→ **Task to complete**: Reproduce the full listing that appears beneath this instruction exactly.

========================================

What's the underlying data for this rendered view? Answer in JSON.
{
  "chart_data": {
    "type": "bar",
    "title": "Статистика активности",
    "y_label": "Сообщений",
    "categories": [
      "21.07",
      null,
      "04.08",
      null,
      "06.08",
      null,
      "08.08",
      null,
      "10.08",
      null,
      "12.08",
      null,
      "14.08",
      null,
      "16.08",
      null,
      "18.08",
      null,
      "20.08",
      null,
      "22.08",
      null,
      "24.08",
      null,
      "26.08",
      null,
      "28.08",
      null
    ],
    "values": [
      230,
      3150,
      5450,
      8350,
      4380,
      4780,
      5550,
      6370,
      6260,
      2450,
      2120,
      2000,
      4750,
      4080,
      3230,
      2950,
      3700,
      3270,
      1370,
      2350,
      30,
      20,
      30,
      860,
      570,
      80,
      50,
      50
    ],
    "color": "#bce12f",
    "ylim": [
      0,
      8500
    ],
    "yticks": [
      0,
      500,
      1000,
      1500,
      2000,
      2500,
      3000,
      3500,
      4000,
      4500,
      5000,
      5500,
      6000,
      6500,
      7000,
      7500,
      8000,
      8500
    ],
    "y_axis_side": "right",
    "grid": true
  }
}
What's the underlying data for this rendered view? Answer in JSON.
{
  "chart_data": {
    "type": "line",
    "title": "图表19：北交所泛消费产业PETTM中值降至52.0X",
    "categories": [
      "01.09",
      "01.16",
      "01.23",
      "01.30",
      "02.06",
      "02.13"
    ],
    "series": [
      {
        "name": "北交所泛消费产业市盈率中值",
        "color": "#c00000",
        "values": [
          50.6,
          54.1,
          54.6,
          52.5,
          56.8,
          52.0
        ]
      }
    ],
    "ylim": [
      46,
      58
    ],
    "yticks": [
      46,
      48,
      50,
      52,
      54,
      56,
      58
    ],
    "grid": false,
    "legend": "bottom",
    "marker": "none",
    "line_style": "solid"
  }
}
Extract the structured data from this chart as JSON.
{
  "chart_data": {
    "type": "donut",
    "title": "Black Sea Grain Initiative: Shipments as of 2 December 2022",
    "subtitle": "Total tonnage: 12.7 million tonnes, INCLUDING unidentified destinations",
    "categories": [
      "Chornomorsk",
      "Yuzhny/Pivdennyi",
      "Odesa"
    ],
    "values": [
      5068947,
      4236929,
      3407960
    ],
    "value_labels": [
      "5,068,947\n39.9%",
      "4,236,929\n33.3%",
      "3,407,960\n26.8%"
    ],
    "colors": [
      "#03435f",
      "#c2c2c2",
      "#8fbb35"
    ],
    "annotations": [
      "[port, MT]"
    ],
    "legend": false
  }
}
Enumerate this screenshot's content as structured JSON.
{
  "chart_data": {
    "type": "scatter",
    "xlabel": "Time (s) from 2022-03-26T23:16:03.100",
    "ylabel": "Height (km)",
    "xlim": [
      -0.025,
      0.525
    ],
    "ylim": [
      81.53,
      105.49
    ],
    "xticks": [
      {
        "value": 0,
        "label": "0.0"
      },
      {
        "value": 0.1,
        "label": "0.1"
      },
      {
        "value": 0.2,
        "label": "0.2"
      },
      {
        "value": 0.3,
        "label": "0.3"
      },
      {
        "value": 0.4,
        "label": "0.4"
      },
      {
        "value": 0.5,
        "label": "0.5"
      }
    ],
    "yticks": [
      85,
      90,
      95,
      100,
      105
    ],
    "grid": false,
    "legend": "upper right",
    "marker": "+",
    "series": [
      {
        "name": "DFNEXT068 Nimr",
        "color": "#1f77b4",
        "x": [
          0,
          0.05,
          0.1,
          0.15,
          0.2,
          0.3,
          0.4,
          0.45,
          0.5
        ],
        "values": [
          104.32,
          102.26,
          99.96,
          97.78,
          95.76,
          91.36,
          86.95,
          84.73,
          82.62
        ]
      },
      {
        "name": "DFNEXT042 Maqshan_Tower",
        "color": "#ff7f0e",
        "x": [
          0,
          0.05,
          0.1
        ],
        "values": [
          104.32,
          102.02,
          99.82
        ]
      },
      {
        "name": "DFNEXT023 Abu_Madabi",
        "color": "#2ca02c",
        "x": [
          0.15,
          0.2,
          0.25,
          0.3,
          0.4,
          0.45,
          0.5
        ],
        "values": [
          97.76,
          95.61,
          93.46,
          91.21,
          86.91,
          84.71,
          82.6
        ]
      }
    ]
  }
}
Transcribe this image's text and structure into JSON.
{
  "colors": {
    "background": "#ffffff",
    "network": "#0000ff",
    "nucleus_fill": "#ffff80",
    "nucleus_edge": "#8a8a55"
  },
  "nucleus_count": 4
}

========================================

→ **Full solution**:
What's the underlying data for this rendered view? Answer in JSON.
{
  "chart_data": {
    "type": "bar",
    "title": "Статистика активности",
    "y_label": "Сообщений",
    "categories": [
      "21.07",
      null,
      "04.08",
      null,
      "06.08",
      null,
      "08.08",
      null,
      "10.08",
      null,
      "12.08",
      null,
      "14.08",
      null,
      "16.08",
      null,
      "18.08",
      null,
      "20.08",
      null,
      "22.08",
      null,
      "24.08",
      null,
      "26.08",
      null,
      "28.08",
      null
    ],
    "values": [
      230,
      3150,
      5450,
      8350,
      4380,
      4780,
      5550,
      6370,
      6260,
      2450,
      2120,
      2000,
      4750,
      4080,
      3230,
      2950,
      3700,
      3270,
      1370,
      2350,
      30,
      20,
      30,
      860,
      570,
      80,
      50,
      50
    ],
    "color": "#bce12f",
    "ylim": [
      0,
      8500
    ],
    "yticks": [
      0,
      500,
      1000,
      1500,
      2000,
      2500,
      3000,
      3500,
      4000,
      4500,
      5000,
      5500,
      6000,
      6500,
      7000,
      7500,
      8000,
      8500
    ],
    "y_axis_side": "right",
    "grid": true
  }
}
What's the underlying data for this rendered view? Answer in JSON.
{
  "chart_data": {
    "type": "line",
    "title": "图表19：北交所泛消费产业PETTM中值降至52.0X",
    "categories": [
      "01.09",
      "01.16",
      "01.23",
      "01.30",
      "02.06",
      "02.13"
    ],
    "series": [
      {
        "name": "北交所泛消费产业市盈率中值",
        "color": "#c00000",
        "values": [
          50.6,
          54.1,
          54.6,
          52.5,
          56.8,
          52.0
        ]
      }
    ],
    "ylim": [
      46,
      58
    ],
    "yticks": [
      46,
      48,
      50,
      52,
      54,
      56,
      58
    ],
    "grid": false,
    "legend": "bottom",
    "marker": "none",
    "line_style": "solid"
  }
}
Extract the structured data from this chart as JSON.
{
  "chart_data": {
    "type": "donut",
    "title": "Black Sea Grain Initiative: Shipments as of 2 December 2022",
    "subtitle": "Total tonnage: 12.7 million tonnes, INCLUDING unidentified destinations",
    "categories": [
      "Chornomorsk",
      "Yuzhny/Pivdennyi",
      "Odesa"
    ],
    "values": [
      5068947,
      4236929,
      3407960
    ],
    "value_labels": [
      "5,068,947\n39.9%",
      "4,236,929\n33.3%",
      "3,407,960\n26.8%"
    ],
    "colors": [
      "#03435f",
      "#c2c2c2",
      "#8fbb35"
    ],
    "annotations": [
      "[port, MT]"
    ],
    "legend": false
  }
}
Enumerate this screenshot's content as structured JSON.
{
  "chart_data": {
    "type": "scatter",
    "xlabel": "Time (s) from 2022-03-26T23:16:03.100",
    "ylabel": "Height (km)",
    "xlim": [
      -0.025,
      0.525
    ],
    "ylim": [
      81.53,
      105.49
    ],
    "xticks": [
      {
        "value": 0,
        "label": "0.0"
      },
      {
        "value": 0.1,
        "label": "0.1"
      },
      {
        "value": 0.2,
        "label": "0.2"
      },
      {
        "value": 0.3,
        "label": "0.3"
      },
      {
        "value": 0.4,
        "label": "0.4"
      },
      {
        "value": 0.5,
        "label": "0.5"
      }
    ],
    "yticks": [
      85,
      90,
      95,
      100,
      105
    ],
    "grid": false,
    "legend": "upper right",
    "marker": "+",
    "series": [
      {
        "name": "DFNEXT068 Nimr",
        "color": "#1f77b4",
        "x": [
          0,
          0.05,
          0.1,
          0.15,
          0.2,
          0.3,
          0.4,
          0.45,
          0.5
        ],
        "values": [
          104.32,
          102.26,
          99.96,
          97.78,
          95.76,
          91.36,
          86.95,
          84.73,
          82.62
        ]
      },
      {
        "name": "DFNEXT042 Maqshan_Tower",
        "color": "#ff7f0e",
        "x": [
          0,
          0.05,
          0.1
        ],
        "values": [
          104.32,
          102.02,
          99.82
        ]
      },
      {
        "name": "DFNEXT023 Abu_Madabi",
        "color": "#2ca02c",
        "x": [
          0.15,
          0.2,
          0.25,
          0.3,
          0.4,
          0.45,
          0.5
        ],
        "values": [
          97.76,
          95.61,
          93.46,
          91.21,
          86.91,
          84.71,
          82.6
        ]
      }
    ]
  }
}
Transcribe this image's text and structure into JSON.
{
  "colors": {
    "background": "#ffffff",
    "network": "#0000ff",
    "nucleus_fill": "#ffff80",
    "nucleus_edge": "#8a8a55"
  },
  "nucleus_count": 4
}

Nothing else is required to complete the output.